• WHAT IS REQUIRED: Copy out all the records, word for word.

• EXERCISE INPUTS:
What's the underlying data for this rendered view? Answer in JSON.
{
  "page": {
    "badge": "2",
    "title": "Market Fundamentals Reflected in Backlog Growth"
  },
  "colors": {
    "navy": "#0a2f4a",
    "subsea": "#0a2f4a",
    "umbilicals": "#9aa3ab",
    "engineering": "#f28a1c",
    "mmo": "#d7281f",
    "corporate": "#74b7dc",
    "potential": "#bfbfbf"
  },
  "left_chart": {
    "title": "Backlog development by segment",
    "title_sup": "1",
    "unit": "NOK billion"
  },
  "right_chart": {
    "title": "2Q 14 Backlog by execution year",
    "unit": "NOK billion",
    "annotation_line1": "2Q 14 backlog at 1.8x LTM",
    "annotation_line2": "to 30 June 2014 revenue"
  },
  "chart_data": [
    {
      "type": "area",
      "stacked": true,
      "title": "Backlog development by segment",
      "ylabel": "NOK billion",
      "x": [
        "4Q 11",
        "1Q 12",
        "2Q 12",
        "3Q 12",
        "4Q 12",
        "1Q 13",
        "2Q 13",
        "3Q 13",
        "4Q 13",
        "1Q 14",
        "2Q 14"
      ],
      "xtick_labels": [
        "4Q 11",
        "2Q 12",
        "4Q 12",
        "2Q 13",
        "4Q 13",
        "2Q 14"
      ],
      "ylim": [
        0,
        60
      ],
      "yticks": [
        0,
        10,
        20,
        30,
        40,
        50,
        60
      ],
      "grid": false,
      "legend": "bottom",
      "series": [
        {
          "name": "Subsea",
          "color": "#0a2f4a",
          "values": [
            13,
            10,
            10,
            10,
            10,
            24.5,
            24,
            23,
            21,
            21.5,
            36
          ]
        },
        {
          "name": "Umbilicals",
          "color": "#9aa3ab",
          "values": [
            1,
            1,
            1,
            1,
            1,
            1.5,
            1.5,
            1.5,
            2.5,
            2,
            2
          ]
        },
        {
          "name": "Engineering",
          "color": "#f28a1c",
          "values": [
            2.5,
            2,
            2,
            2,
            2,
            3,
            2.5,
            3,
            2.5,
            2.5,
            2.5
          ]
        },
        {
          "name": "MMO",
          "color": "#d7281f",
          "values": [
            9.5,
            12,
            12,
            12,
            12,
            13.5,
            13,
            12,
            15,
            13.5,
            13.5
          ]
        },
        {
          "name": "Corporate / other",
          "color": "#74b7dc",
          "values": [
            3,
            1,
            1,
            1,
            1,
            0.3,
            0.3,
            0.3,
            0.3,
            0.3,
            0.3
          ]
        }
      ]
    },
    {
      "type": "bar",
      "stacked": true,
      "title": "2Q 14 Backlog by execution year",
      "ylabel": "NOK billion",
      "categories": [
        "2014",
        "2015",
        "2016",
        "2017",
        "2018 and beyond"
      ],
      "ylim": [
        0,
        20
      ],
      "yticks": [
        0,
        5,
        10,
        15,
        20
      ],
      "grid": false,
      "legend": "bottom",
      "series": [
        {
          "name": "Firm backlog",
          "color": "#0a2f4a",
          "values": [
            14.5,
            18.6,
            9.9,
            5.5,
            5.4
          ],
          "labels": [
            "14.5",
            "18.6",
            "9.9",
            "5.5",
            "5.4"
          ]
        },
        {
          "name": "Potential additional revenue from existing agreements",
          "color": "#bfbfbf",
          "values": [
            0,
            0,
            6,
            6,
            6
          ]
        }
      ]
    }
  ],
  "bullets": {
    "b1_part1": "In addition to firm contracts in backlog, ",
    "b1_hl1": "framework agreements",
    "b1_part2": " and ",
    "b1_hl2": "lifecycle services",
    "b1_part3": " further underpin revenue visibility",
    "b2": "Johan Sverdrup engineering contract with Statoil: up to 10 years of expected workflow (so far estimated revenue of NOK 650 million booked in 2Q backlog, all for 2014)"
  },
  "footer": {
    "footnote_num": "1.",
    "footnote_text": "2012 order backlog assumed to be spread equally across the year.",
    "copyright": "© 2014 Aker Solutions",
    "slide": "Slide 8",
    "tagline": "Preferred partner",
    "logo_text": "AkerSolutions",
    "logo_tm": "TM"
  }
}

• SOLUTION FOR THIS PROBLEM:
What's the underlying data for this rendered view? Answer in JSON.
{
  "page": {
    "badge": "2",
    "title": "Market Fundamentals Reflected in Backlog Growth"
  },
  "colors": {
    "navy": "#0a2f4a",
    "subsea": "#0a2f4a",
    "umbilicals": "#9aa3ab",
    "engineering": "#f28a1c",
    "mmo": "#d7281f",
    "corporate": "#74b7dc",
    "potential": "#bfbfbf"
  },
  "left_chart": {
    "title": "Backlog development by segment",
    "title_sup": "1",
    "unit": "NOK billion"
  },
  "right_chart": {
    "title": "2Q 14 Backlog by execution year",
    "unit": "NOK billion",
    "annotation_line1": "2Q 14 backlog at 1.8x LTM",
    "annotation_line2": "to 30 June 2014 revenue"
  },
  "chart_data": [
    {
      "type": "area",
      "stacked": true,
      "title": "Backlog development by segment",
      "ylabel": "NOK billion",
      "x": [
        "4Q 11",
        "1Q 12",
        "2Q 12",
        "3Q 12",
        "4Q 12",
        "1Q 13",
        "2Q 13",
        "3Q 13",
        "4Q 13",
        "1Q 14",
        "2Q 14"
      ],
      "xtick_labels": [
        "4Q 11",
        "2Q 12",
        "4Q 12",
        "2Q 13",
        "4Q 13",
        "2Q 14"
      ],
      "ylim": [
        0,
        60
      ],
      "yticks": [
        0,
        10,
        20,
        30,
        40,
        50,
        60
      ],
      "grid": false,
      "legend": "bottom",
      "series": [
        {
          "name": "Subsea",
          "color": "#0a2f4a",
          "values": [
            13,
            10,
            10,
            10,
            10,
            24.5,
            24,
            23,
            21,
            21.5,
            36
          ]
        },
        {
          "name": "Umbilicals",
          "color": "#9aa3ab",
          "values": [
            1,
            1,
            1,
            1,
            1,
            1.5,
            1.5,
            1.5,
            2.5,
            2,
            2
          ]
        },
        {
          "name": "Engineering",
          "color": "#f28a1c",
          "values": [
            2.5,
            2,
            2,
            2,
            2,
            3,
            2.5,
            3,
            2.5,
            2.5,
            2.5
          ]
        },
        {
          "name": "MMO",
          "color": "#d7281f",
          "values": [
            9.5,
            12,
            12,
            12,
            12,
            13.5,
            13,
            12,
            15,
            13.5,
            13.5
          ]
        },
        {
          "name": "Corporate / other",
          "color": "#74b7dc",
          "values": [
            3,
            1,
            1,
            1,
            1,
            0.3,
            0.3,
            0.3,
            0.3,
            0.3,
            0.3
          ]
        }
      ]
    },
    {
      "type": "bar",
      "stacked": true,
      "title": "2Q 14 Backlog by execution year",
      "ylabel": "NOK billion",
      "categories": [
        "2014",
        "2015",
        "2016",
        "2017",
        "2018 and beyond"
      ],
      "ylim": [
        0,
        20
      ],
      "yticks": [
        0,
        5,
        10,
        15,
        20
      ],
      "grid": false,
      "legend": "bottom",
      "series": [
        {
          "name": "Firm backlog",
          "color": "#0a2f4a",
          "values": [
            14.5,
            18.6,
            9.9,
            5.5,
            5.4
          ],
          "labels": [
            "14.5",
            "18.6",
            "9.9",
            "5.5",
            "5.4"
          ]
        },
        {
          "name": "Potential additional revenue from existing agreements",
          "color": "#bfbfbf",
          "values": [
            0,
            0,
            6,
            6,
            6
          ]
        }
      ]
    }
  ],
  "bullets": {
    "b1_part1": "In addition to firm contracts in backlog, ",
    "b1_hl1": "framework agreements",
    "b1_part2": " and ",
    "b1_hl2": "lifecycle services",
    "b1_part3": " further underpin revenue visibility",
    "b2": "Johan Sverdrup engineering contract with Statoil: up to 10 years of expected workflow (so far estimated revenue of NOK 650 million booked in 2Q backlog, all for 2014)"
  },
  "footer": {
    "footnote_num": "1.",
    "footnote_text": "2012 order backlog assumed to be spread equally across the year.",
    "copyright": "© 2014 Aker Solutions",
    "slide": "Slide 8",
    "tagline": "Preferred partner",
    "logo_text": "AkerSolutions",
    "logo_tm": "TM"
  }
}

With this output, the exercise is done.